═══ GIVEN RECORDS ═══
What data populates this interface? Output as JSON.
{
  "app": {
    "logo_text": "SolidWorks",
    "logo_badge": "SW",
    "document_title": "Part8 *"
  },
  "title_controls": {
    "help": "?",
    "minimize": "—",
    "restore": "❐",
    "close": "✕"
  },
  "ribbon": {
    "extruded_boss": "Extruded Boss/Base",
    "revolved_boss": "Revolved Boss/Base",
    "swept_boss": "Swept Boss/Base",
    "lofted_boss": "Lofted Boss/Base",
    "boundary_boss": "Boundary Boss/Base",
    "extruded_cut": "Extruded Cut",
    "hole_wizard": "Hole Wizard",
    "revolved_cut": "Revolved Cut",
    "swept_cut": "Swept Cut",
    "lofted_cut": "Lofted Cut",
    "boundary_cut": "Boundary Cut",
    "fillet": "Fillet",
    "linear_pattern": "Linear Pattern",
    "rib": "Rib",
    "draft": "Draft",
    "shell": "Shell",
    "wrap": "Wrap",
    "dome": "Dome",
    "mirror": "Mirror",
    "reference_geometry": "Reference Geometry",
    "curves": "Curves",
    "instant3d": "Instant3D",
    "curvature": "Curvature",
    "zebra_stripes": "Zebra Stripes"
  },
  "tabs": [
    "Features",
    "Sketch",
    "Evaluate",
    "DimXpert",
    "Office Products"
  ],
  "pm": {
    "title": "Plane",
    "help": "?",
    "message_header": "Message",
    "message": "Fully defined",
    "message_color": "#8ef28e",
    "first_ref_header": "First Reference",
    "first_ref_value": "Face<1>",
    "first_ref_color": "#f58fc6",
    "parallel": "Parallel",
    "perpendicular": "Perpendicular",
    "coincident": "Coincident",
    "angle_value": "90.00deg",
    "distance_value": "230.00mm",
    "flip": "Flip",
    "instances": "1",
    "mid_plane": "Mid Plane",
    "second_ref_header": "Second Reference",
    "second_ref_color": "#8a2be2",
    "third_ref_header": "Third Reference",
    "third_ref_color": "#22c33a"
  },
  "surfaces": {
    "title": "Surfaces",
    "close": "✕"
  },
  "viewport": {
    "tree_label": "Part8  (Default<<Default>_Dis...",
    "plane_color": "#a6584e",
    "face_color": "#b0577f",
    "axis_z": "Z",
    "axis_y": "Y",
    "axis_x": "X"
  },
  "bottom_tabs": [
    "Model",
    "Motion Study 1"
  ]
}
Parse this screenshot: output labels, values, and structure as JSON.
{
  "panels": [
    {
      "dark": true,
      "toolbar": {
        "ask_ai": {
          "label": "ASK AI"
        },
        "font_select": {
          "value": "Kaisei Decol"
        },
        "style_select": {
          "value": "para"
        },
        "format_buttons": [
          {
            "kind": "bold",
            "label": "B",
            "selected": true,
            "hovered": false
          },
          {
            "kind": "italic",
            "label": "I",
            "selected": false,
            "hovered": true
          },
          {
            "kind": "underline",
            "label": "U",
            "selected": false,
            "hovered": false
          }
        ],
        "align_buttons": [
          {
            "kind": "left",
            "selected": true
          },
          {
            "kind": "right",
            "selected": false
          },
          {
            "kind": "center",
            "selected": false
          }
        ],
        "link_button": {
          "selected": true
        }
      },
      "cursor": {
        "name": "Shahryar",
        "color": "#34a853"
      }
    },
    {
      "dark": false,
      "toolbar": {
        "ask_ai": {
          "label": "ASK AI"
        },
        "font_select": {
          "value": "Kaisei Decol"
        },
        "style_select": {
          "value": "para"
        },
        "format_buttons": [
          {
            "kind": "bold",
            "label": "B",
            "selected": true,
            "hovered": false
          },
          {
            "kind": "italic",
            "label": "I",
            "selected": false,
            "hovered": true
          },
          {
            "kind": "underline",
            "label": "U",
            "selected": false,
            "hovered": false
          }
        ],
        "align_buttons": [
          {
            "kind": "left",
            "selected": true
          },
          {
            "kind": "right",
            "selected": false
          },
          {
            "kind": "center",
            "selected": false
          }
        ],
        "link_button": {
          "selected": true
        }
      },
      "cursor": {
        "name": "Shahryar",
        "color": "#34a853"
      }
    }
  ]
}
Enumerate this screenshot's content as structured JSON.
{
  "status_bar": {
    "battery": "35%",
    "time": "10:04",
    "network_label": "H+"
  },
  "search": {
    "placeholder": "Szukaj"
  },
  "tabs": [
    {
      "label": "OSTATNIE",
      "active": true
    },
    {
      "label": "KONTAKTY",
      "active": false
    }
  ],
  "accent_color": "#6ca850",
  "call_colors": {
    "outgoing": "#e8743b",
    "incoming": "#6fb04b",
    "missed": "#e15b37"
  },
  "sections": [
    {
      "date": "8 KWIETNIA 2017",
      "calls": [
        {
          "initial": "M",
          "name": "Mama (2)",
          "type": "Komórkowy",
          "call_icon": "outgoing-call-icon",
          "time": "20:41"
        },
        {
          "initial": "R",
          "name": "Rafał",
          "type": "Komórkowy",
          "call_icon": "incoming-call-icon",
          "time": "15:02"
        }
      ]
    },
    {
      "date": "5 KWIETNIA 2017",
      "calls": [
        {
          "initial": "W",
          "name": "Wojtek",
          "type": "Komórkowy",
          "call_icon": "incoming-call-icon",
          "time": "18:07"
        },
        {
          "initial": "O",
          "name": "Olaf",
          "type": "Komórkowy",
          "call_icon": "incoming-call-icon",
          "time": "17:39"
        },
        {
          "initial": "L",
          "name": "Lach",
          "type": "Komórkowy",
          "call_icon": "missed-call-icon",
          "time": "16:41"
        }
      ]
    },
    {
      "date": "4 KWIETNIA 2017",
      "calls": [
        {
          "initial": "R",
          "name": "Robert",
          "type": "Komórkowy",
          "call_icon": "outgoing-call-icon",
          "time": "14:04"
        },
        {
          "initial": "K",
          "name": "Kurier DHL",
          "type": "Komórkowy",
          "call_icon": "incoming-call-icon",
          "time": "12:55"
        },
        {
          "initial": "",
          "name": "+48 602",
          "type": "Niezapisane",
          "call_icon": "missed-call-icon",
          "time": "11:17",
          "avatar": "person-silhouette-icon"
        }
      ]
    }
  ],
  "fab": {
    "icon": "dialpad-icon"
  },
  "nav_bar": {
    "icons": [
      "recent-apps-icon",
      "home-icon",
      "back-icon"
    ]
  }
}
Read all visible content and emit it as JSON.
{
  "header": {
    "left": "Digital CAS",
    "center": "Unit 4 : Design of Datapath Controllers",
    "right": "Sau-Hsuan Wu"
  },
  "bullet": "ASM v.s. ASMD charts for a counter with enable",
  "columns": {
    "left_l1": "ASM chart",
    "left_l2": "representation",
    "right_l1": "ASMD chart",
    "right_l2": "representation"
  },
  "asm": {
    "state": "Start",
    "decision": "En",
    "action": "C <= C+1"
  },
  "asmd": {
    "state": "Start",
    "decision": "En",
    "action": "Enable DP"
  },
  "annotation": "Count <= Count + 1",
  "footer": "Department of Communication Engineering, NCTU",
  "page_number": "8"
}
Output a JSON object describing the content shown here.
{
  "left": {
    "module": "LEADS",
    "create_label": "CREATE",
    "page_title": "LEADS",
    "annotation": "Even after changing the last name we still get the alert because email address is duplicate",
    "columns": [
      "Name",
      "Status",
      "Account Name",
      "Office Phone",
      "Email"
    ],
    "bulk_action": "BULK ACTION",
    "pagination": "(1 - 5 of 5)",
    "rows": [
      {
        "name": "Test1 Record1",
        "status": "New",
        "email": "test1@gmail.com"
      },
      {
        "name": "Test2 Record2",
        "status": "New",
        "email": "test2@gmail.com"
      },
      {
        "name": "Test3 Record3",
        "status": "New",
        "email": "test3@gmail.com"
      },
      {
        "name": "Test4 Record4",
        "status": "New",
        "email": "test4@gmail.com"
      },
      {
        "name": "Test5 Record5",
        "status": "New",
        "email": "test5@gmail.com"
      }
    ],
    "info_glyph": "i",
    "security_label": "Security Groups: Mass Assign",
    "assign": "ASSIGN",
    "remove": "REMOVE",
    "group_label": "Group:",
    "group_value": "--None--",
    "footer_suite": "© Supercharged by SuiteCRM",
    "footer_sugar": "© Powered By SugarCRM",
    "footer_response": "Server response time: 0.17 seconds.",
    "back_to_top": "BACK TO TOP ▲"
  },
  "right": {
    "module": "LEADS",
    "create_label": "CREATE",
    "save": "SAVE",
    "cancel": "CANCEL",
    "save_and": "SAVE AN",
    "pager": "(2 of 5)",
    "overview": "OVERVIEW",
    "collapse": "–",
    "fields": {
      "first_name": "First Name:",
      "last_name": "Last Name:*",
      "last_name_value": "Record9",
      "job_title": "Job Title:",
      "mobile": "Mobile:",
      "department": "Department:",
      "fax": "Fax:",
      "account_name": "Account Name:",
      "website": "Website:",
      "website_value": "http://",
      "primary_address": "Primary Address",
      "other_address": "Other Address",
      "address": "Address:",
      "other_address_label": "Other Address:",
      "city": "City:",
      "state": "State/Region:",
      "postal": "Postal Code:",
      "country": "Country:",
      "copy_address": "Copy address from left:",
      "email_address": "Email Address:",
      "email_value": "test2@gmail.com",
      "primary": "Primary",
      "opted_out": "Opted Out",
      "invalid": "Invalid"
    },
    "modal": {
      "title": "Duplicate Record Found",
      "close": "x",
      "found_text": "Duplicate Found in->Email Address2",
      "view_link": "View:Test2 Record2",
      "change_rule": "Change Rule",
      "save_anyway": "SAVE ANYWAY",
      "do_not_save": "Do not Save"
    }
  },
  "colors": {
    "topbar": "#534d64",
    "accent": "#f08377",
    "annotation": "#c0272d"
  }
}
═══
TASK PROMPT
From the listing above, collect every line that mentions the word "gmail".

COMPLETED EXERCISE
        "email": "test1@gmail.com"
        "email": "test2@gmail.com"
        "email": "test3@gmail.com"
        "email": "test4@gmail.com"
        "email": "test5@gmail.com"
      "email_value": "test2@gmail.com",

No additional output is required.